**Records for this exercise**
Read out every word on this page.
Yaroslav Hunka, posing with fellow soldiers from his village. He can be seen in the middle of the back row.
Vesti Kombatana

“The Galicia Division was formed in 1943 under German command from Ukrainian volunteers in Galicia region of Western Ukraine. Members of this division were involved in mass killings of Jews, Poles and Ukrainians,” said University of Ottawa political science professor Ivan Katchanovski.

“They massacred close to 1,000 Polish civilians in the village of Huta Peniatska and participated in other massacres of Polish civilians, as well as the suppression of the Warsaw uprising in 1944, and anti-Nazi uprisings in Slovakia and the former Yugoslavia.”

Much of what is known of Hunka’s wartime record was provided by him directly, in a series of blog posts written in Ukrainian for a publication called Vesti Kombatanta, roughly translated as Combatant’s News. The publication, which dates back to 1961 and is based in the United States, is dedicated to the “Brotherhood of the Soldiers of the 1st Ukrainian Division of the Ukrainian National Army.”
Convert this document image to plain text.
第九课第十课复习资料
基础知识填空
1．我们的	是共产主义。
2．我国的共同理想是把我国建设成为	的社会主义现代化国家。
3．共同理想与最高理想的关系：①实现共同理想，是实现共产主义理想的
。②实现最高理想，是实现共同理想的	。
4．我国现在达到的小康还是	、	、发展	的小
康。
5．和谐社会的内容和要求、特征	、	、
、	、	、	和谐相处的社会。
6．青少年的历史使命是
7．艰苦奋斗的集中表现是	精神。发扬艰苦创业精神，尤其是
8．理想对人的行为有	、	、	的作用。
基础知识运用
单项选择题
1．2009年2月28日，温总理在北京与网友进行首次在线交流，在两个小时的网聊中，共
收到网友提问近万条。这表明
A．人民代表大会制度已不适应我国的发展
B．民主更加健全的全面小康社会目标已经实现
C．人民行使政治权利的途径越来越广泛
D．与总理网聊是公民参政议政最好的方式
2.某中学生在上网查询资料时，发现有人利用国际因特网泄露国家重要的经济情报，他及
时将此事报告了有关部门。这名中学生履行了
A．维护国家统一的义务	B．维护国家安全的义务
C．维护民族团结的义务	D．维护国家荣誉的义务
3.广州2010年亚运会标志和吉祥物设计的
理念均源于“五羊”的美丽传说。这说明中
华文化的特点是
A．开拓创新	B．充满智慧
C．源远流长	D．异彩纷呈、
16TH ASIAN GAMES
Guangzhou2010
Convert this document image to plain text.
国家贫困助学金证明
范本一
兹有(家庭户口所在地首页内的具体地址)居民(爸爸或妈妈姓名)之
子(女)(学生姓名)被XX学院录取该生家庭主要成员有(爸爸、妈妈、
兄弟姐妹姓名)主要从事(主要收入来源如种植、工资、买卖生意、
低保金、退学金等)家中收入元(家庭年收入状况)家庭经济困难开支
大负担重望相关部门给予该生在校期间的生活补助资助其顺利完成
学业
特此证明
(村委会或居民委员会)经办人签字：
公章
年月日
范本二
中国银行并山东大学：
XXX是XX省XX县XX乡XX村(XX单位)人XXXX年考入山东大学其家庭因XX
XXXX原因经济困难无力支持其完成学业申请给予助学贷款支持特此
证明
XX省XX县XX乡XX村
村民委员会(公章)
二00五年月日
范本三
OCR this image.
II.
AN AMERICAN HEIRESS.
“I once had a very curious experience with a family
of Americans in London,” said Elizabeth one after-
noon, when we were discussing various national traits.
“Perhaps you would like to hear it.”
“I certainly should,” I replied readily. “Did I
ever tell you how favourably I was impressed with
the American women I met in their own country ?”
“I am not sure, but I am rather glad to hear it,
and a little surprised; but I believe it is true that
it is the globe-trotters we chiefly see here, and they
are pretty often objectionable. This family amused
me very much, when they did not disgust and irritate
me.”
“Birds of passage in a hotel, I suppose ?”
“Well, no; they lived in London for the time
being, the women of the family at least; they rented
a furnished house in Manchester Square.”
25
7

**Written problem**
Print the material verbatim, all of it.

**Complete output**
Read out every word on this page.
Yaroslav Hunka, posing with fellow soldiers from his village. He can be seen in the middle of the back row.
Vesti Kombatana

“The Galicia Division was formed in 1943 under German command from Ukrainian volunteers in Galicia region of Western Ukraine. Members of this division were involved in mass killings of Jews, Poles and Ukrainians,” said University of Ottawa political science professor Ivan Katchanovski.

“They massacred close to 1,000 Polish civilians in the village of Huta Peniatska and participated in other massacres of Polish civilians, as well as the suppression of the Warsaw uprising in 1944, and anti-Nazi uprisings in Slovakia and the former Yugoslavia.”

Much of what is known of Hunka’s wartime record was provided by him directly, in a series of blog posts written in Ukrainian for a publication called Vesti Kombatanta, roughly translated as Combatant’s News. The publication, which dates back to 1961 and is based in the United States, is dedicated to the “Brotherhood of the Soldiers of the 1st Ukrainian Division of the Ukrainian National Army.”
Convert this document image to plain text.
第九课第十课复习资料
基础知识填空
1．我们的	是共产主义。
2．我国的共同理想是把我国建设成为	的社会主义现代化国家。
3．共同理想与最高理想的关系：①实现共同理想，是实现共产主义理想的
。②实现最高理想，是实现共同理想的	。
4．我国现在达到的小康还是	、	、发展	的小
康。
5．和谐社会的内容和要求、特征	、	、
、	、	、	和谐相处的社会。
6．青少年的历史使命是
7．艰苦奋斗的集中表现是	精神。发扬艰苦创业精神，尤其是
8．理想对人的行为有	、	、	的作用。
基础知识运用
单项选择题
1．2009年2月28日，温总理在北京与网友进行首次在线交流，在两个小时的网聊中，共
收到网友提问近万条。这表明
A．人民代表大会制度已不适应我国的发展
B．民主更加健全的全面小康社会目标已经实现
C．人民行使政治权利的途径越来越广泛
D．与总理网聊是公民参政议政最好的方式
2.某中学生在上网查询资料时，发现有人利用国际因特网泄露国家重要的经济情报，他及
时将此事报告了有关部门。这名中学生履行了
A．维护国家统一的义务	B．维护国家安全的义务
C．维护民族团结的义务	D．维护国家荣誉的义务
3.广州2010年亚运会标志和吉祥物设计的
理念均源于“五羊”的美丽传说。这说明中
华文化的特点是
A．开拓创新	B．充满智慧
C．源远流长	D．异彩纷呈、
16TH ASIAN GAMES
Guangzhou2010
Convert this document image to plain text.
国家贫困助学金证明
范本一
兹有(家庭户口所在地首页内的具体地址)居民(爸爸或妈妈姓名)之
子(女)(学生姓名)被XX学院录取该生家庭主要成员有(爸爸、妈妈、
兄弟姐妹姓名)主要从事(主要收入来源如种植、工资、买卖生意、
低保金、退学金等)家中收入元(家庭年收入状况)家庭经济困难开支
大负担重望相关部门给予该生在校期间的生活补助资助其顺利完成
学业
特此证明
(村委会或居民委员会)经办人签字：
公章
年月日
范本二
中国银行并山东大学：
XXX是XX省XX县XX乡XX村(XX单位)人XXXX年考入山东大学其家庭因XX
XXXX原因经济困难无力支持其完成学业申请给予助学贷款支持特此
证明
XX省XX县XX乡XX村
村民委员会(公章)
二00五年月日
范本三
OCR this image.
II.
AN AMERICAN HEIRESS.
“I once had a very curious experience with a family
of Americans in London,” said Elizabeth one after-
noon, when we were discussing various national traits.
“Perhaps you would like to hear it.”
“I certainly should,” I replied readily. “Did I
ever tell you how favourably I was impressed with
the American women I met in their own country ?”
“I am not sure, but I am rather glad to hear it,
and a little surprised; but I believe it is true that
it is the globe-trotters we chiefly see here, and they
are pretty often objectionable. This family amused
me very much, when they did not disgust and irritate
me.”
“Birds of passage in a hotel, I suppose ?”
“Well, no; they lived in London for the time
being, the women of the family at least; they rented
a furnished house in Manchester Square.”
25
7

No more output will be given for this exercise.